GOAL >> Check every line for the word "content" and give the number of lines where it occurs, nothing else.

--- DATASET ---

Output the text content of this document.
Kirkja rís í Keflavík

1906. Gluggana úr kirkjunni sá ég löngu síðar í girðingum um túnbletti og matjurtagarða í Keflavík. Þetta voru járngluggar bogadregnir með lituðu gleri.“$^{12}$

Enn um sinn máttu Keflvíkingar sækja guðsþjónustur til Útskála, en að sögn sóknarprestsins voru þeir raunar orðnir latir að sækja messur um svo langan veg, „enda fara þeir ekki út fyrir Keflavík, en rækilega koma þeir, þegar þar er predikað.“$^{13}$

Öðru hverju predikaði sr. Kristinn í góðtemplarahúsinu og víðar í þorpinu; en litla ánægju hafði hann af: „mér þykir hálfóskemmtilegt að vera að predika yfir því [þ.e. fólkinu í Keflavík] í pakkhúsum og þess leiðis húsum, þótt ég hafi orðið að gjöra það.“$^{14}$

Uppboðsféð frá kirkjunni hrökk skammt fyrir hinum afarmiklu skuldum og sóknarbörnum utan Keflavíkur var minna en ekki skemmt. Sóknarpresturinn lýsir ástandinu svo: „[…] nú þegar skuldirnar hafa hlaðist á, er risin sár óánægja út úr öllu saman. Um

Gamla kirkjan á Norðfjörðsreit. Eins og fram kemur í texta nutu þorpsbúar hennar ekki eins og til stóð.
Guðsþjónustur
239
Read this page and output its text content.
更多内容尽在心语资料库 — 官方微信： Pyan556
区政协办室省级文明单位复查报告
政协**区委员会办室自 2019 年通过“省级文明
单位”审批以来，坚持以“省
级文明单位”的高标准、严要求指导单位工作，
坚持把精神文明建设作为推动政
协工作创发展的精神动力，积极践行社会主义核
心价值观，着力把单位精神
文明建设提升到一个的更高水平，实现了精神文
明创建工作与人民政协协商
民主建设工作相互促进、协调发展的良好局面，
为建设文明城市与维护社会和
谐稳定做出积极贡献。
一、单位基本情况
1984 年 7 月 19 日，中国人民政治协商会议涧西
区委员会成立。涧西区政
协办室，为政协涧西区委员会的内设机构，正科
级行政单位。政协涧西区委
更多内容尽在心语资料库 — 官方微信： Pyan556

---

OUTPUT FOR THIS EXERCISE >> 2